> _What to produce_
Every record must appear in your copy exactly as written, with no pictures.

----- Given records -----

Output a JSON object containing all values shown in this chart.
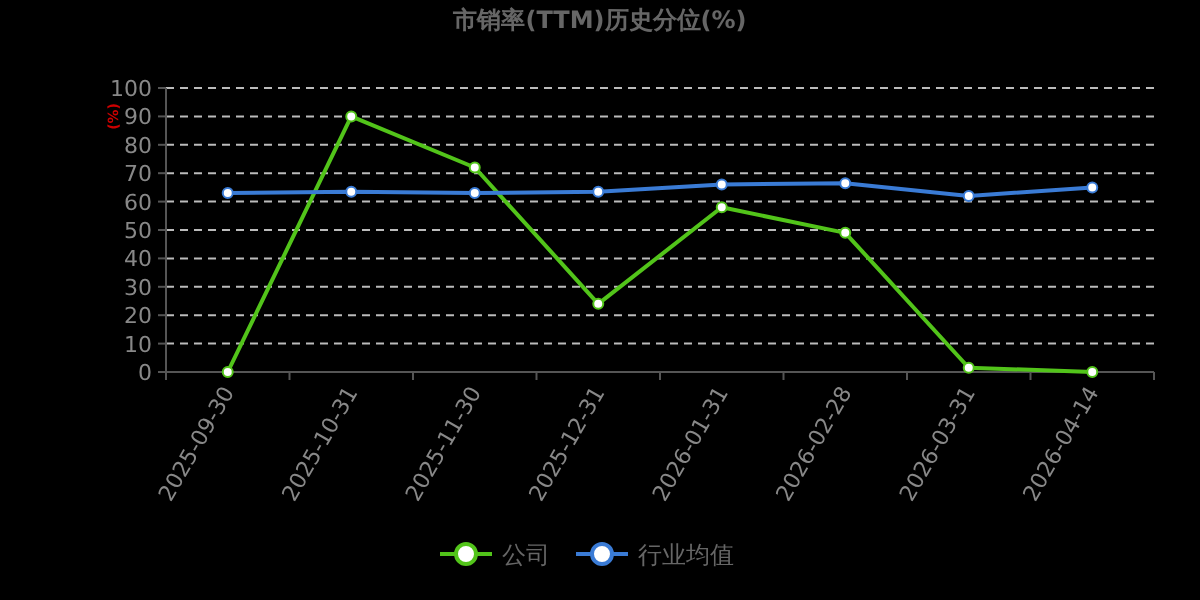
{
  "chart_data": {
    "type": "line",
    "title": "市销率(TTM)历史分位(%)",
    "ylabel": "(%)",
    "categories": [
      "2025-09-30",
      "2025-10-31",
      "2025-11-30",
      "2025-12-31",
      "2026-01-31",
      "2026-02-28",
      "2026-03-31",
      "2026-04-14"
    ],
    "series": [
      {
        "name": "公司",
        "color": "#52c41a",
        "values": [
          0,
          90,
          72,
          24,
          58,
          49,
          1.5,
          0
        ]
      },
      {
        "name": "行业均值",
        "color": "#3a7bd5",
        "values": [
          63,
          63.5,
          63,
          63.5,
          66,
          66.5,
          62,
          65
        ]
      }
    ],
    "ylim": [
      0,
      100
    ],
    "yticks": [
      0,
      10,
      20,
      30,
      40,
      50,
      60,
      70,
      80,
      90,
      100
    ],
    "grid": "y",
    "legend": "bottom",
    "marker": "circle",
    "line_style": "solid"
  }
}
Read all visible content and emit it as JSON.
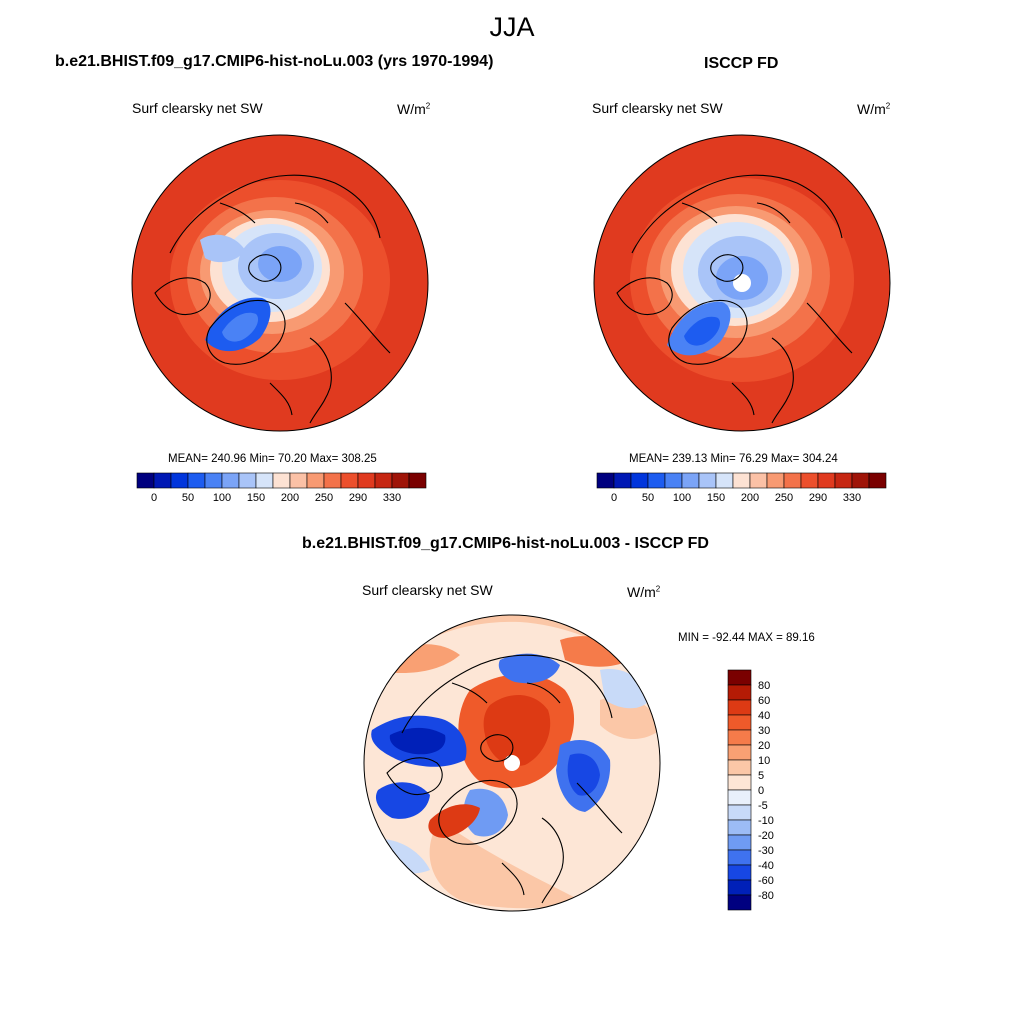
{
  "figure": {
    "season": "JJA"
  },
  "panels": [
    {
      "title": "b.e21.BHIST.f09_g17.CMIP6-hist-noLu.003 (yrs 1970-1994)",
      "variable": "Surf clearsky net SW",
      "units_base": "W/m",
      "units_exp": "2",
      "stats": "MEAN= 240.96  Min=  70.20  Max= 308.25"
    },
    {
      "title": "ISCCP FD",
      "variable": "Surf clearsky net SW",
      "units_base": "W/m",
      "units_exp": "2",
      "stats": "MEAN= 239.13  Min=  76.29  Max= 304.24"
    },
    {
      "title": "b.e21.BHIST.f09_g17.CMIP6-hist-noLu.003 - ISCCP FD",
      "variable": "Surf clearsky net SW",
      "units_base": "W/m",
      "units_exp": "2",
      "stats": "MIN = -92.44 MAX =  89.16"
    }
  ],
  "colorbars": {
    "absolute": {
      "labels": [
        "0",
        "50",
        "100",
        "150",
        "200",
        "250",
        "290",
        "330"
      ],
      "colors": [
        "#00007f",
        "#0018b4",
        "#0035dc",
        "#1d5cf0",
        "#4a82f5",
        "#7ba4f7",
        "#a9c4f8",
        "#d6e4f9",
        "#fde2d3",
        "#fbc1a6",
        "#f89a72",
        "#f3724a",
        "#ec4f2c",
        "#e03a1f",
        "#c62612",
        "#9f1408",
        "#7a0000"
      ]
    },
    "difference": {
      "labels": [
        "80",
        "60",
        "40",
        "30",
        "20",
        "10",
        "5",
        "0",
        "-5",
        "-10",
        "-20",
        "-30",
        "-40",
        "-60",
        "-80"
      ],
      "colors": [
        "#7a0000",
        "#b51b05",
        "#dd3a14",
        "#ef5a2a",
        "#f57b4a",
        "#f9a073",
        "#fbc7a7",
        "#fde6d6",
        "#e9f0fb",
        "#c8daf8",
        "#9cbcf6",
        "#6f9bf3",
        "#3f72ef",
        "#1747e4",
        "#0020b8",
        "#000080"
      ]
    }
  }
}
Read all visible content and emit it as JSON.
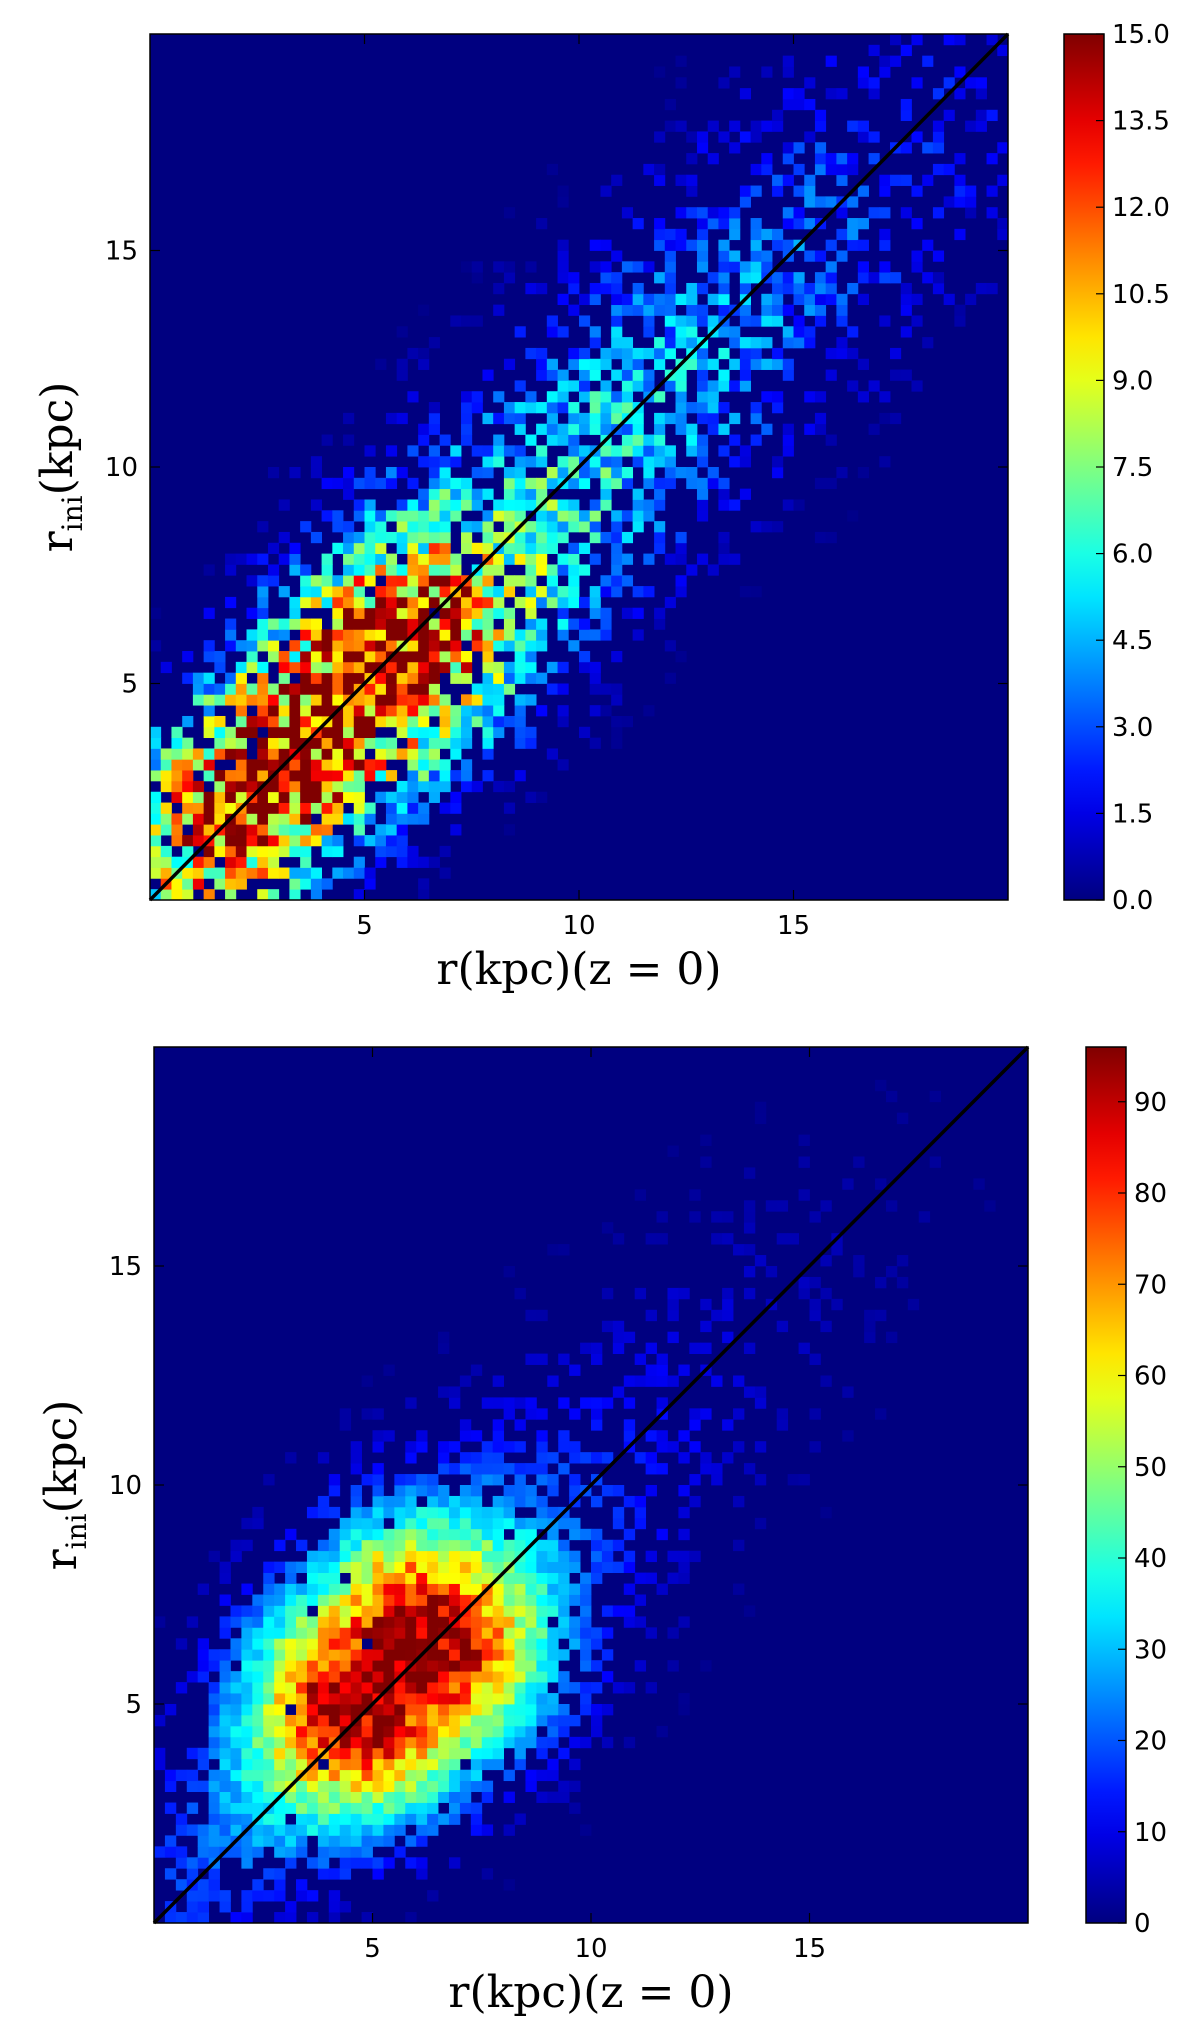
{
  "chart_data": [
    {
      "type": "heatmap",
      "xlabel": "r(kpc)(z = 0)",
      "ylabel_main": "r",
      "ylabel_sub": "ini",
      "ylabel_rest": "(kpc)",
      "xlim": [
        0,
        20
      ],
      "ylim": [
        0,
        20
      ],
      "xticks": [
        5,
        10,
        15
      ],
      "yticks": [
        5,
        10,
        15
      ],
      "colorbar": {
        "min": 0,
        "max": 15,
        "ticks": [
          "0.0",
          "1.5",
          "3.0",
          "4.5",
          "6.0",
          "7.5",
          "9.0",
          "10.5",
          "12.0",
          "13.5",
          "15.0"
        ],
        "colormap": "jet"
      },
      "reference_line": {
        "from": [
          0,
          0
        ],
        "to": [
          20,
          20
        ],
        "color": "#000000"
      },
      "distribution": {
        "bins": 80,
        "peak_x": 3.5,
        "peak_y": 2.5,
        "peak_count": 15
      }
    },
    {
      "type": "heatmap",
      "xlabel": "r(kpc)(z = 0)",
      "ylabel_main": "r",
      "ylabel_sub": "ini",
      "ylabel_rest": "(kpc)",
      "xlim": [
        0,
        20
      ],
      "ylim": [
        0,
        20
      ],
      "xticks": [
        5,
        10,
        15
      ],
      "yticks": [
        5,
        10,
        15
      ],
      "colorbar": {
        "min": 0,
        "max": 96,
        "ticks": [
          "0",
          "10",
          "20",
          "30",
          "40",
          "50",
          "60",
          "70",
          "80",
          "90"
        ],
        "colormap": "jet"
      },
      "reference_line": {
        "from": [
          0,
          0
        ],
        "to": [
          20,
          20
        ],
        "color": "#000000"
      },
      "distribution": {
        "bins": 80,
        "peak_x": 5.5,
        "peak_y": 5.5,
        "peak_count": 96
      }
    }
  ]
}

-----

> _Completed task_
Output a JSON object containing all values shown in this chart.
{
  "chart_data": {
    "type": "line",
    "title": "市销率(TTM)历史分位(%)",
    "ylabel": "(%)",
    "categories": [
      "2025-09-30",
      "2025-10-31",
      "2025-11-30",
      "2025-12-31",
      "2026-01-31",
      "2026-02-28",
      "2026-03-31",
      "2026-04-14"
    ],
    "series": [
      {
        "name": "公司",
        "color": "#52c41a",
        "values": [
          0,
          90,
          72,
          24,
          58,
          49,
          1.5,
          0
        ]
      },
      {
        "name": "行业均值",
        "color": "#3a7bd5",
        "values": [
          63,
          63.5,
          63,
          63.5,
          66,
          66.5,
          62,
          65
        ]
      }
    ],
    "ylim": [
      0,
      100
    ],
    "yticks": [
      0,
      10,
      20,
      30,
      40,
      50,
      60,
      70,
      80,
      90,
      100
    ],
    "grid": "y",
    "legend": "bottom",
    "marker": "circle",
    "line_style": "solid"
  }
}
Read all visible content and emit it as JSON.
{
  "figure": {
    "season": "JJA"
  },
  "panels": [
    {
      "title": "b.e21.BHIST.f09_g17.CMIP6-hist-noLu.003 (yrs 1970-1994)",
      "variable": "Surf clearsky net SW",
      "units_base": "W/m",
      "units_exp": "2",
      "stats": "MEAN= 240.96  Min=  70.20  Max= 308.25"
    },
    {
      "title": "ISCCP FD",
      "variable": "Surf clearsky net SW",
      "units_base": "W/m",
      "units_exp": "2",
      "stats": "MEAN= 239.13  Min=  76.29  Max= 304.24"
    },
    {
      "title": "b.e21.BHIST.f09_g17.CMIP6-hist-noLu.003 - ISCCP FD",
      "variable": "Surf clearsky net SW",
      "units_base": "W/m",
      "units_exp": "2",
      "stats": "MIN = -92.44 MAX =  89.16"
    }
  ],
  "colorbars": {
    "absolute": {
      "labels": [
        "0",
        "50",
        "100",
        "150",
        "200",
        "250",
        "290",
        "330"
      ],
      "colors": [
        "#00007f",
        "#0018b4",
        "#0035dc",
        "#1d5cf0",
        "#4a82f5",
        "#7ba4f7",
        "#a9c4f8",
        "#d6e4f9",
        "#fde2d3",
        "#fbc1a6",
        "#f89a72",
        "#f3724a",
        "#ec4f2c",
        "#e03a1f",
        "#c62612",
        "#9f1408",
        "#7a0000"
      ]
    },
    "difference": {
      "labels": [
        "80",
        "60",
        "40",
        "30",
        "20",
        "10",
        "5",
        "0",
        "-5",
        "-10",
        "-20",
        "-30",
        "-40",
        "-60",
        "-80"
      ],
      "colors": [
        "#7a0000",
        "#b51b05",
        "#dd3a14",
        "#ef5a2a",
        "#f57b4a",
        "#f9a073",
        "#fbc7a7",
        "#fde6d6",
        "#e9f0fb",
        "#c8daf8",
        "#9cbcf6",
        "#6f9bf3",
        "#3f72ef",
        "#1747e4",
        "#0020b8",
        "#000080"
      ]
    }
  }
}
Read all visible content and emit it as JSON.
{
  "chart_data": [
    {
      "type": "heatmap",
      "xlabel": "r(kpc)(z = 0)",
      "ylabel_main": "r",
      "ylabel_sub": "ini",
      "ylabel_rest": "(kpc)",
      "xlim": [
        0,
        20
      ],
      "ylim": [
        0,
        20
      ],
      "xticks": [
        5,
        10,
        15
      ],
      "yticks": [
        5,
        10,
        15
      ],
      "colorbar": {
        "min": 0,
        "max": 15,
        "ticks": [
          "0.0",
          "1.5",
          "3.0",
          "4.5",
          "6.0",
          "7.5",
          "9.0",
          "10.5",
          "12.0",
          "13.5",
          "15.0"
        ],
        "colormap": "jet"
      },
      "reference_line": {
        "from": [
          0,
          0
        ],
        "to": [
          20,
          20
        ],
        "color": "#000000"
      },
      "distribution": {
        "bins": 80,
        "peak_x": 3.5,
        "peak_y": 2.5,
        "peak_count": 15
      }
    },
    {
      "type": "heatmap",
      "xlabel": "r(kpc)(z = 0)",
      "ylabel_main": "r",
      "ylabel_sub": "ini",
      "ylabel_rest": "(kpc)",
      "xlim": [
        0,
        20
      ],
      "ylim": [
        0,
        20
      ],
      "xticks": [
        5,
        10,
        15
      ],
      "yticks": [
        5,
        10,
        15
      ],
      "colorbar": {
        "min": 0,
        "max": 96,
        "ticks": [
          "0",
          "10",
          "20",
          "30",
          "40",
          "50",
          "60",
          "70",
          "80",
          "90"
        ],
        "colormap": "jet"
      },
      "reference_line": {
        "from": [
          0,
          0
        ],
        "to": [
          20,
          20
        ],
        "color": "#000000"
      },
      "distribution": {
        "bins": 80,
        "peak_x": 5.5,
        "peak_y": 5.5,
        "peak_count": 96
      }
    }
  ]
}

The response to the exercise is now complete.